:: PROBLEM DETAILS ::
Write the data out again exactly, dropping any images it holds.

[Collected data entries]

────────────────────

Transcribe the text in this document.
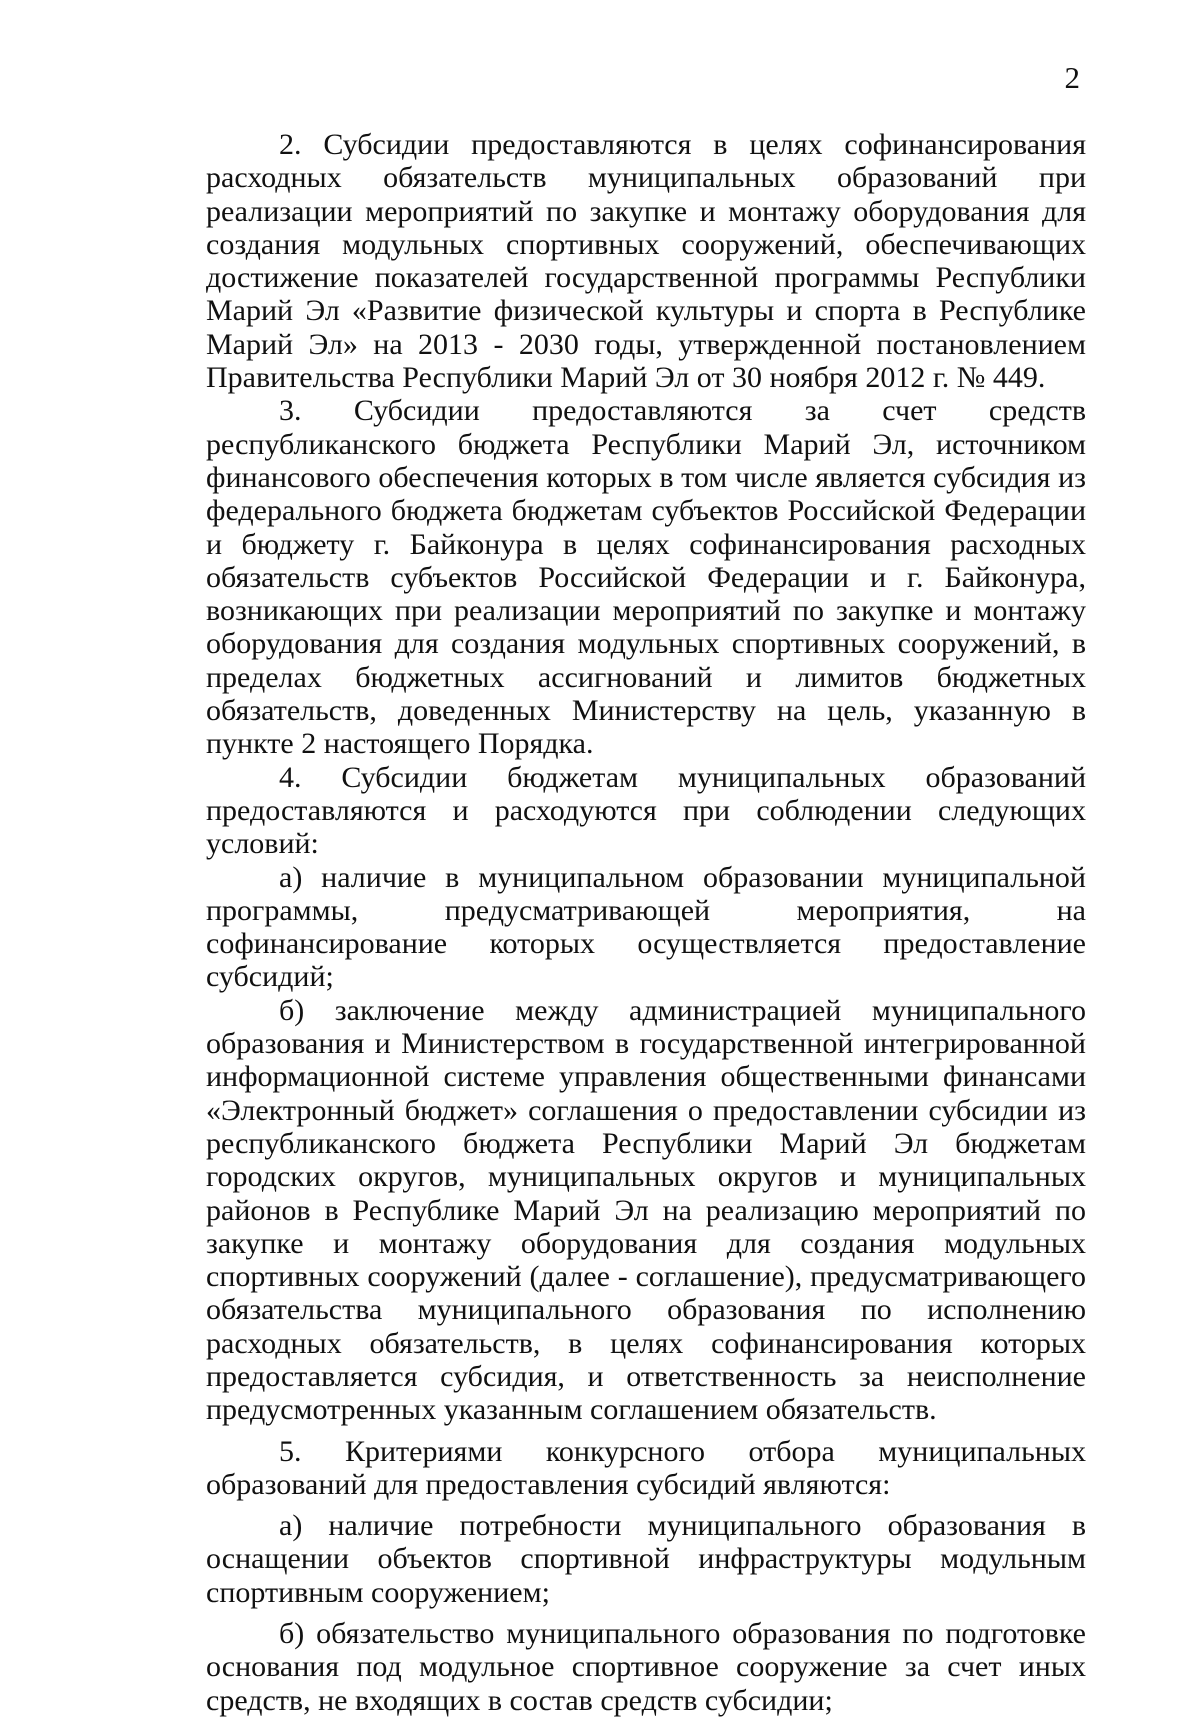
2

2. Субсидии предоставляются в целях софинансирования расходных обязательств муниципальных образований при реализации мероприятий по закупке и монтажу оборудования для создания модульных спортивных сооружений, обеспечивающих достижение показателей государственной программы Республики Марий Эл «Развитие физической культуры и спорта в Республике Марий Эл» на 2013 - 2030 годы, утвержденной постановлением Правительства Республики Марий Эл от 30 ноября 2012 г. № 449.

3. Субсидии предоставляются за счет средств республиканского бюджета Республики Марий Эл, источником финансового обеспечения которых в том числе является субсидия из федерального бюджета бюджетам субъектов Российской Федерации и бюджету г. Байконура в целях софинансирования расходных обязательств субъектов Российской Федерации и г. Байконура, возникающих при реализации мероприятий по закупке и монтажу оборудования для создания модульных спортивных сооружений, в пределах бюджетных ассигнований и лимитов бюджетных обязательств, доведенных Министерству на цель, указанную в пункте 2 настоящего Порядка.

4. Субсидии бюджетам муниципальных образований предоставляются и расходуются при соблюдении следующих условий:

а) наличие в муниципальном образовании муниципальной программы, предусматривающей мероприятия, на софинансирование которых осуществляется предоставление субсидий;

б) заключение между администрацией муниципального образования и Министерством в государственной интегрированной информационной системе управления общественными финансами «Электронный бюджет» соглашения о предоставлении субсидии из республиканского бюджета Республики Марий Эл бюджетам городских округов, муниципальных округов и муниципальных районов в Республике Марий Эл на реализацию мероприятий по закупке и монтажу оборудования для создания модульных спортивных сооружений (далее - соглашение), предусматривающего обязательства муниципального образования по исполнению расходных обязательств, в целях софинансирования которых предоставляется субсидия, и ответственность за неисполнение предусмотренных указанным соглашением обязательств.

5. Критериями конкурсного отбора муниципальных образований для предоставления субсидий являются:

а) наличие потребности муниципального образования в оснащении объектов спортивной инфраструктуры модульным спортивным сооружением;

б) обязательство муниципального образования по подготовке основания под модульное спортивное сооружение за счет иных средств, не входящих в состав средств субсидии;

────────────────────

:: WORKED SOLUTION ::
Transcribe the text in this document.
2

2. Субсидии предоставляются в целях софинансирования расходных обязательств муниципальных образований при реализации мероприятий по закупке и монтажу оборудования для создания модульных спортивных сооружений, обеспечивающих достижение показателей государственной программы Республики Марий Эл «Развитие физической культуры и спорта в Республике Марий Эл» на 2013 - 2030 годы, утвержденной постановлением Правительства Республики Марий Эл от 30 ноября 2012 г. № 449.

3. Субсидии предоставляются за счет средств республиканского бюджета Республики Марий Эл, источником финансового обеспечения которых в том числе является субсидия из федерального бюджета бюджетам субъектов Российской Федерации и бюджету г. Байконура в целях софинансирования расходных обязательств субъектов Российской Федерации и г. Байконура, возникающих при реализации мероприятий по закупке и монтажу оборудования для создания модульных спортивных сооружений, в пределах бюджетных ассигнований и лимитов бюджетных обязательств, доведенных Министерству на цель, указанную в пункте 2 настоящего Порядка.

4. Субсидии бюджетам муниципальных образований предоставляются и расходуются при соблюдении следующих условий:

а) наличие в муниципальном образовании муниципальной программы, предусматривающей мероприятия, на софинансирование которых осуществляется предоставление субсидий;

б) заключение между администрацией муниципального образования и Министерством в государственной интегрированной информационной системе управления общественными финансами «Электронный бюджет» соглашения о предоставлении субсидии из республиканского бюджета Республики Марий Эл бюджетам городских округов, муниципальных округов и муниципальных районов в Республике Марий Эл на реализацию мероприятий по закупке и монтажу оборудования для создания модульных спортивных сооружений (далее - соглашение), предусматривающего обязательства муниципального образования по исполнению расходных обязательств, в целях софинансирования которых предоставляется субсидия, и ответственность за неисполнение предусмотренных указанным соглашением обязательств.

5. Критериями конкурсного отбора муниципальных образований для предоставления субсидий являются:

а) наличие потребности муниципального образования в оснащении объектов спортивной инфраструктуры модульным спортивным сооружением;

б) обязательство муниципального образования по подготовке основания под модульное спортивное сооружение за счет иных средств, не входящих в состав средств субсидии;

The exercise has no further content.